**Information given**
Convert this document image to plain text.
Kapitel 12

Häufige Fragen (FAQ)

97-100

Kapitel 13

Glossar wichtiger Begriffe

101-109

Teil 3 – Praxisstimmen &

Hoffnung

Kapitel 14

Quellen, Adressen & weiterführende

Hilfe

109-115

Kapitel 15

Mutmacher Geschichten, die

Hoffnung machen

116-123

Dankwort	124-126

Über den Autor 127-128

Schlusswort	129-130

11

--

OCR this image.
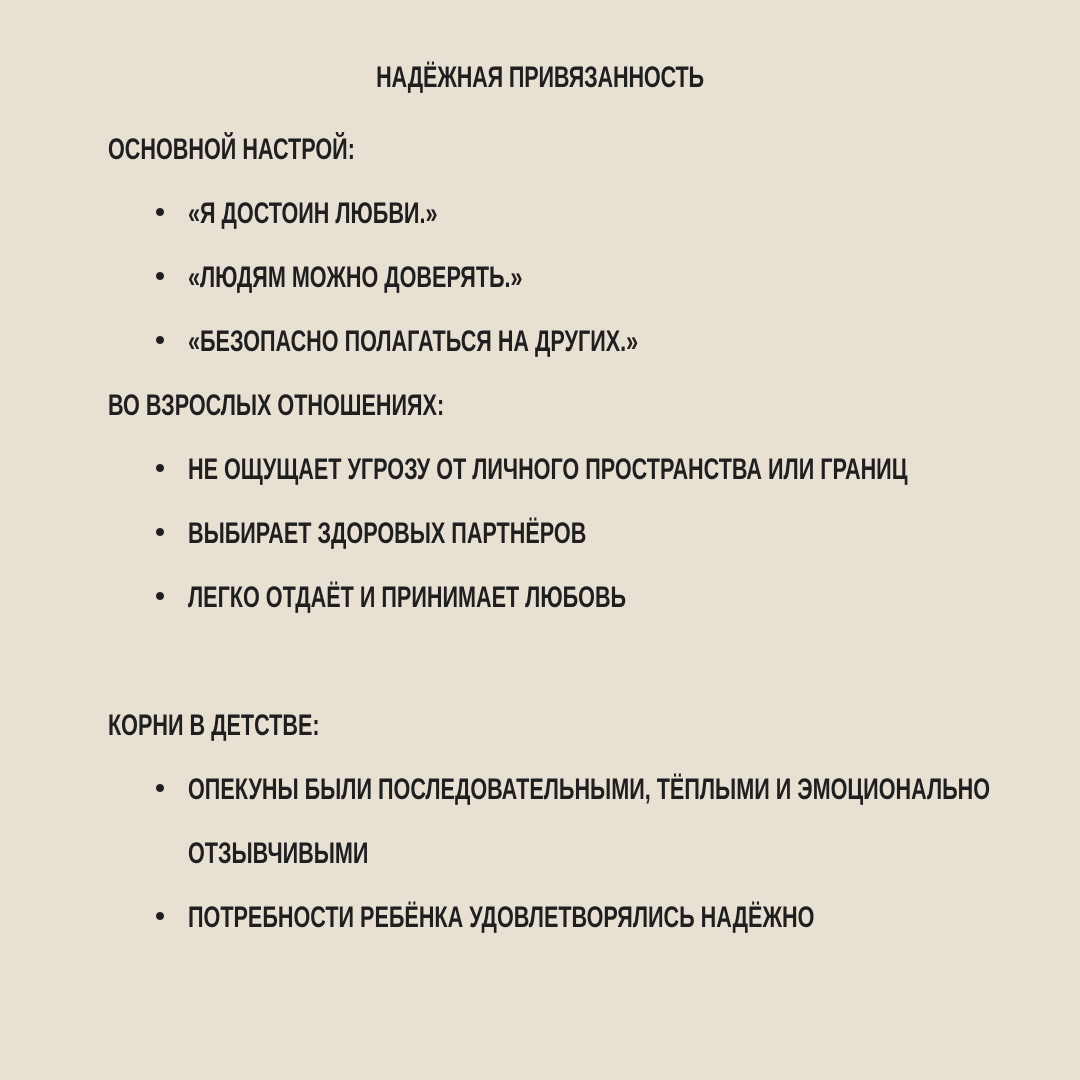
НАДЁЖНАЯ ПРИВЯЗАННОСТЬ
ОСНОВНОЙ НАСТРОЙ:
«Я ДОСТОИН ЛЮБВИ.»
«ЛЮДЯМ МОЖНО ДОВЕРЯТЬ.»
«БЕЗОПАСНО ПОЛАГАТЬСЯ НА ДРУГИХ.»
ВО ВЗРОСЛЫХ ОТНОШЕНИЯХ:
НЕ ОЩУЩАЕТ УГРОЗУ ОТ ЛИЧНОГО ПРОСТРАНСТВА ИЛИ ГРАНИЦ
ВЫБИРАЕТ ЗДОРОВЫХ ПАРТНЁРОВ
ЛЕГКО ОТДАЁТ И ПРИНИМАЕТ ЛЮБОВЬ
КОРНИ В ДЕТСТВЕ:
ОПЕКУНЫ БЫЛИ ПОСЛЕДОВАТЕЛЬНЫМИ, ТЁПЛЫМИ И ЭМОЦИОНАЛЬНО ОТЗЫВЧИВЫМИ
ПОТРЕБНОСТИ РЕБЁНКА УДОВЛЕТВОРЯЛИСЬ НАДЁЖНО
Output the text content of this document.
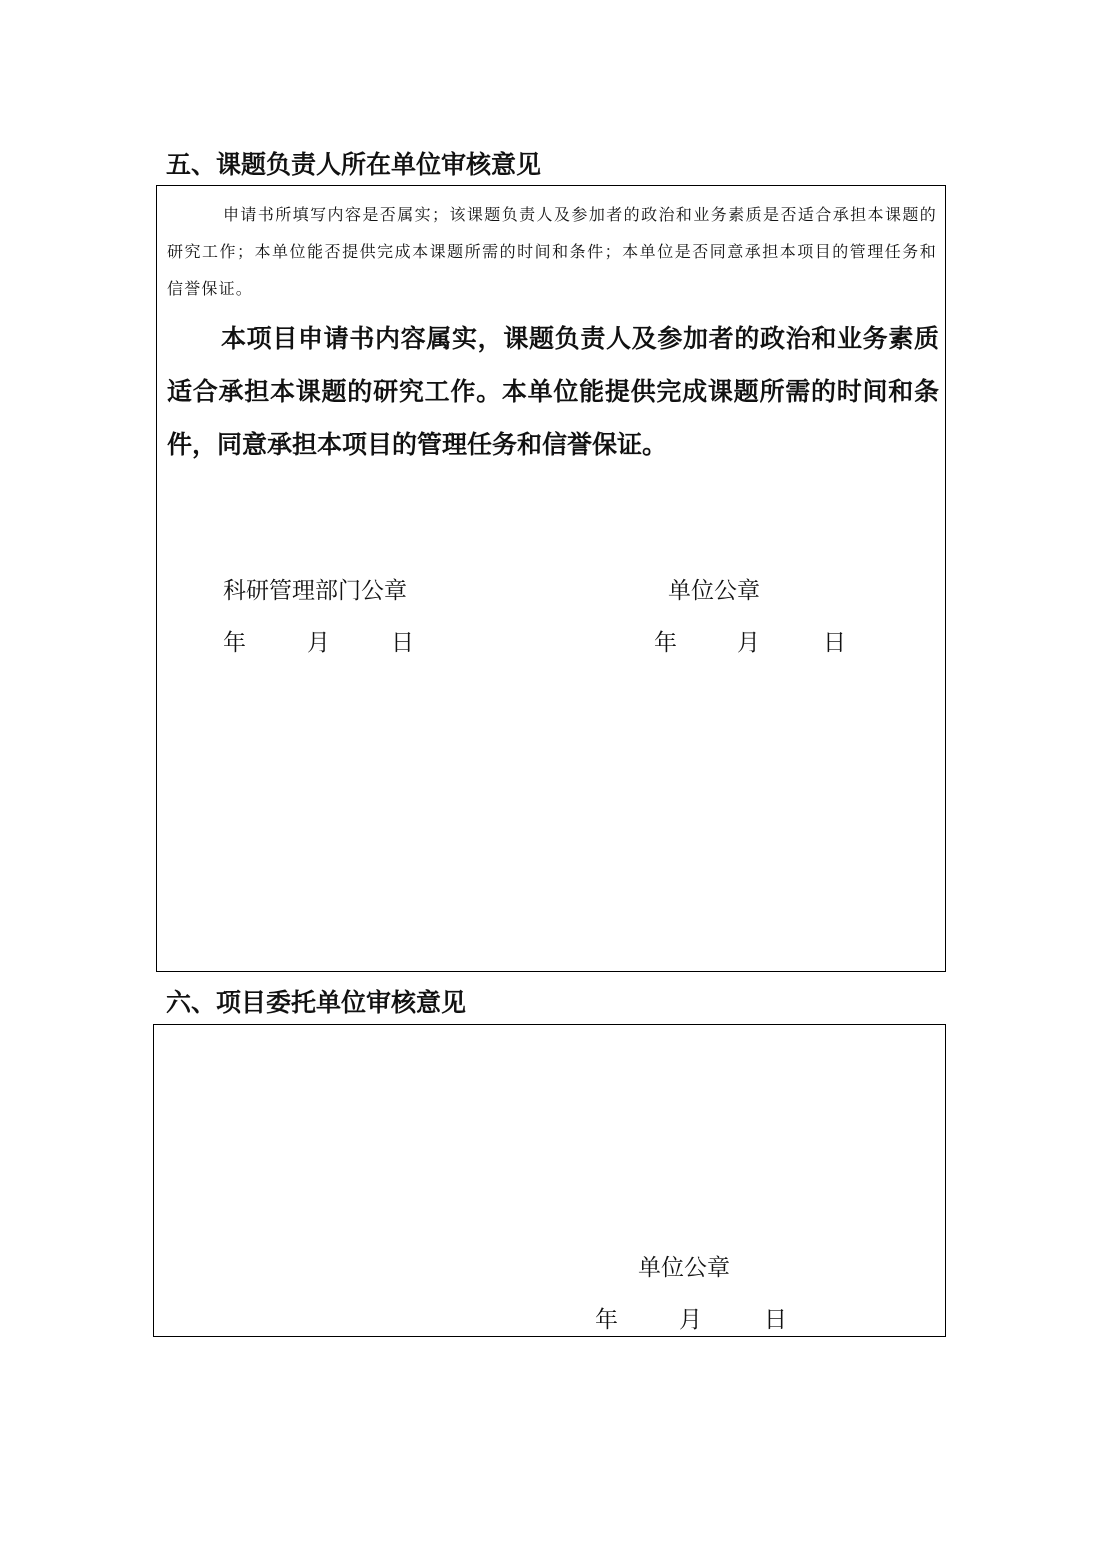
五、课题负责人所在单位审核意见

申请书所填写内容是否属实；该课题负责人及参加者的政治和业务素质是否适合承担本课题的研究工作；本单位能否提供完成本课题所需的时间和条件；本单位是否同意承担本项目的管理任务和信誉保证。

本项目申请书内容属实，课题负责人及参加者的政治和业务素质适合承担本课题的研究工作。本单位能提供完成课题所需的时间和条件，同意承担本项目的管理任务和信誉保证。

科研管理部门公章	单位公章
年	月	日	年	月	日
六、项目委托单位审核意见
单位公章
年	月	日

--

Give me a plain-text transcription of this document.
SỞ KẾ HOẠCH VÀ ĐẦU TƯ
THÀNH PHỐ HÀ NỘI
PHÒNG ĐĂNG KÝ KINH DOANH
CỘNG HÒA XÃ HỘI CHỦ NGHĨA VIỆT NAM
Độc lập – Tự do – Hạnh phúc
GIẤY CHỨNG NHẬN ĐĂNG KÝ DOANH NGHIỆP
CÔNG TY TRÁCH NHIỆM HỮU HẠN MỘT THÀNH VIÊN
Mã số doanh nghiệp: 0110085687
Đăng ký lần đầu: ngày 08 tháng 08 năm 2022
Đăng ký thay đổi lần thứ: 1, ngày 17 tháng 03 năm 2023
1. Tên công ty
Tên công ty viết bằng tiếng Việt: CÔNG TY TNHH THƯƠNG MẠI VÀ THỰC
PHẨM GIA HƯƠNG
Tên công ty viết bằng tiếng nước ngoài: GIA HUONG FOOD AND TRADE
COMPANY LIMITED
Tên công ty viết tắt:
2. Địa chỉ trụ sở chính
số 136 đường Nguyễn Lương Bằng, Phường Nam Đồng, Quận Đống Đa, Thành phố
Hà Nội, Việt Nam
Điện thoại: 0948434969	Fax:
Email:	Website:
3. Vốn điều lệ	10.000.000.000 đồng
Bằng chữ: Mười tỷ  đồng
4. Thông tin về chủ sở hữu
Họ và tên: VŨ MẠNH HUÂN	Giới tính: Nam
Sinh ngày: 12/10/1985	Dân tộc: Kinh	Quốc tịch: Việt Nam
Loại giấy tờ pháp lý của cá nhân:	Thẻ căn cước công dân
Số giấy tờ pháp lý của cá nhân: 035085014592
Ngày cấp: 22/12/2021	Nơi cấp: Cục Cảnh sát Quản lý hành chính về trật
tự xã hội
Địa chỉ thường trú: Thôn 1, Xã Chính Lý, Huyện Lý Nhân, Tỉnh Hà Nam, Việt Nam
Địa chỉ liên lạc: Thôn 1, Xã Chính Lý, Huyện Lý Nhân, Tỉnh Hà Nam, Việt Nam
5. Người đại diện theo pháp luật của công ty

**Given problem**
How many lines of the listing above include the word "viết"? Reply with the number alone.

**Result for this exercise**
3